--- Begin ---

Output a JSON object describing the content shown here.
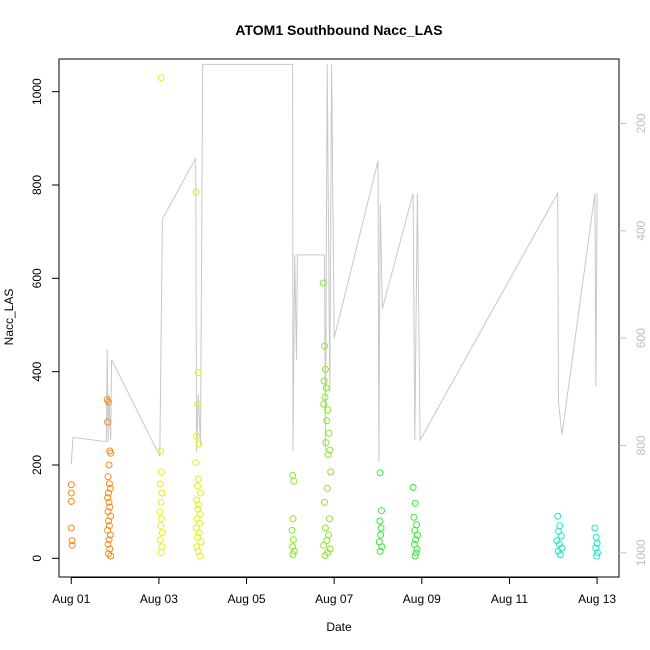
{
  "chart_data": {
    "type": "scatter",
    "title": "ATOM1 Southbound Nacc_LAS",
    "xlabel": "Date",
    "ylabel": "Nacc_LAS",
    "x_ticks": [
      "Aug 01",
      "Aug 03",
      "Aug 05",
      "Aug 07",
      "Aug 09",
      "Aug 11",
      "Aug 13"
    ],
    "y_ticks": [
      0,
      200,
      400,
      600,
      800,
      1000
    ],
    "y2_ticks": [
      200,
      400,
      600,
      800,
      1000
    ],
    "xlim_days": [
      0.72,
      13.5
    ],
    "ylim": [
      -40,
      1070
    ],
    "y2lim": [
      1045,
      80
    ],
    "y2_reversed": true,
    "grid": false,
    "colors": {
      "axis": "#000000",
      "secondary_axis": "#bdbdbd",
      "altitude_line": "#c8c8c8"
    },
    "secondary_series": {
      "name": "",
      "kind": "line",
      "color": "#c8c8c8",
      "points": [
        [
          1.0,
          835
        ],
        [
          1.04,
          785
        ],
        [
          1.8,
          793
        ],
        [
          1.82,
          620
        ],
        [
          1.84,
          793
        ],
        [
          1.86,
          705
        ],
        [
          1.9,
          790
        ],
        [
          1.92,
          640
        ],
        [
          3.02,
          820
        ],
        [
          3.08,
          378
        ],
        [
          3.84,
          265
        ],
        [
          3.86,
          812
        ],
        [
          3.9,
          705
        ],
        [
          3.95,
          800
        ],
        [
          4.0,
          90
        ],
        [
          4.3,
          90
        ],
        [
          6.05,
          90
        ],
        [
          6.06,
          810
        ],
        [
          6.1,
          445
        ],
        [
          6.14,
          640
        ],
        [
          6.16,
          445
        ],
        [
          6.78,
          445
        ],
        [
          6.8,
          810
        ],
        [
          6.84,
          90
        ],
        [
          6.9,
          700
        ],
        [
          6.94,
          90
        ],
        [
          7.0,
          600
        ],
        [
          8.0,
          270
        ],
        [
          8.02,
          830
        ],
        [
          8.05,
          350
        ],
        [
          8.1,
          545
        ],
        [
          8.8,
          330
        ],
        [
          8.84,
          790
        ],
        [
          8.9,
          330
        ],
        [
          8.96,
          790
        ],
        [
          12.1,
          330
        ],
        [
          12.12,
          720
        ],
        [
          12.2,
          780
        ],
        [
          12.95,
          330
        ],
        [
          12.97,
          690
        ],
        [
          13.0,
          330
        ]
      ]
    },
    "series": [
      {
        "color": "#f58a1a",
        "points": [
          [
            1.0,
            158
          ],
          [
            1.0,
            140
          ],
          [
            1.0,
            122
          ],
          [
            1.0,
            65
          ],
          [
            1.02,
            38
          ],
          [
            1.02,
            28
          ],
          [
            1.82,
            340
          ],
          [
            1.85,
            335
          ],
          [
            1.83,
            292
          ],
          [
            1.88,
            230
          ],
          [
            1.9,
            225
          ],
          [
            1.86,
            200
          ],
          [
            1.84,
            175
          ],
          [
            1.87,
            160
          ],
          [
            1.89,
            150
          ],
          [
            1.85,
            140
          ],
          [
            1.83,
            130
          ],
          [
            1.86,
            120
          ],
          [
            1.88,
            110
          ],
          [
            1.84,
            100
          ],
          [
            1.9,
            90
          ],
          [
            1.85,
            80
          ],
          [
            1.87,
            70
          ],
          [
            1.83,
            60
          ],
          [
            1.89,
            50
          ],
          [
            1.86,
            40
          ],
          [
            1.84,
            30
          ],
          [
            1.88,
            20
          ],
          [
            1.85,
            10
          ],
          [
            1.9,
            5
          ]
        ]
      },
      {
        "color": "#e6f010",
        "points": [
          [
            3.05,
            1030
          ],
          [
            3.04,
            230
          ],
          [
            3.06,
            185
          ],
          [
            3.03,
            160
          ],
          [
            3.07,
            140
          ],
          [
            3.05,
            120
          ],
          [
            3.02,
            100
          ],
          [
            3.06,
            85
          ],
          [
            3.04,
            70
          ],
          [
            3.08,
            55
          ],
          [
            3.03,
            40
          ],
          [
            3.07,
            25
          ],
          [
            3.05,
            12
          ],
          [
            3.85,
            785
          ],
          [
            3.9,
            398
          ],
          [
            3.88,
            330
          ],
          [
            3.86,
            262
          ],
          [
            3.92,
            245
          ],
          [
            3.84,
            205
          ],
          [
            3.9,
            170
          ],
          [
            3.88,
            155
          ],
          [
            3.95,
            140
          ],
          [
            3.86,
            125
          ],
          [
            3.91,
            115
          ],
          [
            3.89,
            105
          ],
          [
            3.94,
            95
          ],
          [
            3.87,
            85
          ],
          [
            3.93,
            75
          ],
          [
            3.85,
            65
          ],
          [
            3.92,
            55
          ],
          [
            3.88,
            45
          ],
          [
            3.96,
            35
          ],
          [
            3.86,
            25
          ],
          [
            3.9,
            15
          ],
          [
            3.94,
            5
          ]
        ]
      },
      {
        "color": "#8ae820",
        "points": [
          [
            6.05,
            178
          ],
          [
            6.08,
            165
          ],
          [
            6.06,
            85
          ],
          [
            6.04,
            60
          ],
          [
            6.07,
            40
          ],
          [
            6.05,
            25
          ],
          [
            6.09,
            15
          ],
          [
            6.06,
            8
          ],
          [
            6.75,
            590
          ],
          [
            6.78,
            455
          ],
          [
            6.8,
            405
          ],
          [
            6.77,
            380
          ],
          [
            6.82,
            365
          ],
          [
            6.79,
            345
          ],
          [
            6.76,
            330
          ],
          [
            6.85,
            318
          ],
          [
            6.83,
            295
          ],
          [
            6.88,
            268
          ],
          [
            6.81,
            248
          ],
          [
            6.9,
            232
          ],
          [
            6.86,
            222
          ],
          [
            6.92,
            185
          ],
          [
            6.84,
            150
          ],
          [
            6.78,
            120
          ],
          [
            6.89,
            85
          ],
          [
            6.8,
            65
          ],
          [
            6.87,
            50
          ],
          [
            6.83,
            38
          ],
          [
            6.76,
            28
          ],
          [
            6.91,
            20
          ],
          [
            6.85,
            12
          ],
          [
            6.79,
            6
          ]
        ]
      },
      {
        "color": "#3ae83a",
        "points": [
          [
            8.05,
            183
          ],
          [
            8.08,
            102
          ],
          [
            8.04,
            80
          ],
          [
            8.07,
            65
          ],
          [
            8.06,
            50
          ],
          [
            8.03,
            35
          ],
          [
            8.09,
            25
          ],
          [
            8.05,
            15
          ],
          [
            8.8,
            152
          ],
          [
            8.85,
            118
          ],
          [
            8.82,
            88
          ],
          [
            8.88,
            72
          ],
          [
            8.84,
            60
          ],
          [
            8.9,
            50
          ],
          [
            8.86,
            40
          ],
          [
            8.83,
            30
          ],
          [
            8.89,
            20
          ],
          [
            8.87,
            12
          ],
          [
            8.85,
            5
          ]
        ]
      },
      {
        "color": "#1ae8c2",
        "points": [
          [
            12.1,
            90
          ],
          [
            12.15,
            70
          ],
          [
            12.12,
            58
          ],
          [
            12.18,
            48
          ],
          [
            12.08,
            38
          ],
          [
            12.14,
            30
          ],
          [
            12.2,
            22
          ],
          [
            12.11,
            15
          ],
          [
            12.16,
            8
          ],
          [
            12.95,
            65
          ],
          [
            12.98,
            45
          ],
          [
            13.0,
            32
          ],
          [
            12.97,
            22
          ],
          [
            13.01,
            12
          ],
          [
            12.99,
            5
          ]
        ]
      }
    ]
  }
}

--- End ---

• _WORK TO BE COMPLETED_: Omit pictures; set down the rest of the material word for word.

• _FULL OUTPUT_:
Output a JSON object describing the content shown here.
{
  "chart_data": {
    "type": "scatter",
    "title": "ATOM1 Southbound Nacc_LAS",
    "xlabel": "Date",
    "ylabel": "Nacc_LAS",
    "x_ticks": [
      "Aug 01",
      "Aug 03",
      "Aug 05",
      "Aug 07",
      "Aug 09",
      "Aug 11",
      "Aug 13"
    ],
    "y_ticks": [
      0,
      200,
      400,
      600,
      800,
      1000
    ],
    "y2_ticks": [
      200,
      400,
      600,
      800,
      1000
    ],
    "xlim_days": [
      0.72,
      13.5
    ],
    "ylim": [
      -40,
      1070
    ],
    "y2lim": [
      1045,
      80
    ],
    "y2_reversed": true,
    "grid": false,
    "colors": {
      "axis": "#000000",
      "secondary_axis": "#bdbdbd",
      "altitude_line": "#c8c8c8"
    },
    "secondary_series": {
      "name": "",
      "kind": "line",
      "color": "#c8c8c8",
      "points": [
        [
          1.0,
          835
        ],
        [
          1.04,
          785
        ],
        [
          1.8,
          793
        ],
        [
          1.82,
          620
        ],
        [
          1.84,
          793
        ],
        [
          1.86,
          705
        ],
        [
          1.9,
          790
        ],
        [
          1.92,
          640
        ],
        [
          3.02,
          820
        ],
        [
          3.08,
          378
        ],
        [
          3.84,
          265
        ],
        [
          3.86,
          812
        ],
        [
          3.9,
          705
        ],
        [
          3.95,
          800
        ],
        [
          4.0,
          90
        ],
        [
          4.3,
          90
        ],
        [
          6.05,
          90
        ],
        [
          6.06,
          810
        ],
        [
          6.1,
          445
        ],
        [
          6.14,
          640
        ],
        [
          6.16,
          445
        ],
        [
          6.78,
          445
        ],
        [
          6.8,
          810
        ],
        [
          6.84,
          90
        ],
        [
          6.9,
          700
        ],
        [
          6.94,
          90
        ],
        [
          7.0,
          600
        ],
        [
          8.0,
          270
        ],
        [
          8.02,
          830
        ],
        [
          8.05,
          350
        ],
        [
          8.1,
          545
        ],
        [
          8.8,
          330
        ],
        [
          8.84,
          790
        ],
        [
          8.9,
          330
        ],
        [
          8.96,
          790
        ],
        [
          12.1,
          330
        ],
        [
          12.12,
          720
        ],
        [
          12.2,
          780
        ],
        [
          12.95,
          330
        ],
        [
          12.97,
          690
        ],
        [
          13.0,
          330
        ]
      ]
    },
    "series": [
      {
        "color": "#f58a1a",
        "points": [
          [
            1.0,
            158
          ],
          [
            1.0,
            140
          ],
          [
            1.0,
            122
          ],
          [
            1.0,
            65
          ],
          [
            1.02,
            38
          ],
          [
            1.02,
            28
          ],
          [
            1.82,
            340
          ],
          [
            1.85,
            335
          ],
          [
            1.83,
            292
          ],
          [
            1.88,
            230
          ],
          [
            1.9,
            225
          ],
          [
            1.86,
            200
          ],
          [
            1.84,
            175
          ],
          [
            1.87,
            160
          ],
          [
            1.89,
            150
          ],
          [
            1.85,
            140
          ],
          [
            1.83,
            130
          ],
          [
            1.86,
            120
          ],
          [
            1.88,
            110
          ],
          [
            1.84,
            100
          ],
          [
            1.9,
            90
          ],
          [
            1.85,
            80
          ],
          [
            1.87,
            70
          ],
          [
            1.83,
            60
          ],
          [
            1.89,
            50
          ],
          [
            1.86,
            40
          ],
          [
            1.84,
            30
          ],
          [
            1.88,
            20
          ],
          [
            1.85,
            10
          ],
          [
            1.9,
            5
          ]
        ]
      },
      {
        "color": "#e6f010",
        "points": [
          [
            3.05,
            1030
          ],
          [
            3.04,
            230
          ],
          [
            3.06,
            185
          ],
          [
            3.03,
            160
          ],
          [
            3.07,
            140
          ],
          [
            3.05,
            120
          ],
          [
            3.02,
            100
          ],
          [
            3.06,
            85
          ],
          [
            3.04,
            70
          ],
          [
            3.08,
            55
          ],
          [
            3.03,
            40
          ],
          [
            3.07,
            25
          ],
          [
            3.05,
            12
          ],
          [
            3.85,
            785
          ],
          [
            3.9,
            398
          ],
          [
            3.88,
            330
          ],
          [
            3.86,
            262
          ],
          [
            3.92,
            245
          ],
          [
            3.84,
            205
          ],
          [
            3.9,
            170
          ],
          [
            3.88,
            155
          ],
          [
            3.95,
            140
          ],
          [
            3.86,
            125
          ],
          [
            3.91,
            115
          ],
          [
            3.89,
            105
          ],
          [
            3.94,
            95
          ],
          [
            3.87,
            85
          ],
          [
            3.93,
            75
          ],
          [
            3.85,
            65
          ],
          [
            3.92,
            55
          ],
          [
            3.88,
            45
          ],
          [
            3.96,
            35
          ],
          [
            3.86,
            25
          ],
          [
            3.9,
            15
          ],
          [
            3.94,
            5
          ]
        ]
      },
      {
        "color": "#8ae820",
        "points": [
          [
            6.05,
            178
          ],
          [
            6.08,
            165
          ],
          [
            6.06,
            85
          ],
          [
            6.04,
            60
          ],
          [
            6.07,
            40
          ],
          [
            6.05,
            25
          ],
          [
            6.09,
            15
          ],
          [
            6.06,
            8
          ],
          [
            6.75,
            590
          ],
          [
            6.78,
            455
          ],
          [
            6.8,
            405
          ],
          [
            6.77,
            380
          ],
          [
            6.82,
            365
          ],
          [
            6.79,
            345
          ],
          [
            6.76,
            330
          ],
          [
            6.85,
            318
          ],
          [
            6.83,
            295
          ],
          [
            6.88,
            268
          ],
          [
            6.81,
            248
          ],
          [
            6.9,
            232
          ],
          [
            6.86,
            222
          ],
          [
            6.92,
            185
          ],
          [
            6.84,
            150
          ],
          [
            6.78,
            120
          ],
          [
            6.89,
            85
          ],
          [
            6.8,
            65
          ],
          [
            6.87,
            50
          ],
          [
            6.83,
            38
          ],
          [
            6.76,
            28
          ],
          [
            6.91,
            20
          ],
          [
            6.85,
            12
          ],
          [
            6.79,
            6
          ]
        ]
      },
      {
        "color": "#3ae83a",
        "points": [
          [
            8.05,
            183
          ],
          [
            8.08,
            102
          ],
          [
            8.04,
            80
          ],
          [
            8.07,
            65
          ],
          [
            8.06,
            50
          ],
          [
            8.03,
            35
          ],
          [
            8.09,
            25
          ],
          [
            8.05,
            15
          ],
          [
            8.8,
            152
          ],
          [
            8.85,
            118
          ],
          [
            8.82,
            88
          ],
          [
            8.88,
            72
          ],
          [
            8.84,
            60
          ],
          [
            8.9,
            50
          ],
          [
            8.86,
            40
          ],
          [
            8.83,
            30
          ],
          [
            8.89,
            20
          ],
          [
            8.87,
            12
          ],
          [
            8.85,
            5
          ]
        ]
      },
      {
        "color": "#1ae8c2",
        "points": [
          [
            12.1,
            90
          ],
          [
            12.15,
            70
          ],
          [
            12.12,
            58
          ],
          [
            12.18,
            48
          ],
          [
            12.08,
            38
          ],
          [
            12.14,
            30
          ],
          [
            12.2,
            22
          ],
          [
            12.11,
            15
          ],
          [
            12.16,
            8
          ],
          [
            12.95,
            65
          ],
          [
            12.98,
            45
          ],
          [
            13.0,
            32
          ],
          [
            12.97,
            22
          ],
          [
            13.01,
            12
          ],
          [
            12.99,
            5
          ]
        ]
      }
    ]
  }
}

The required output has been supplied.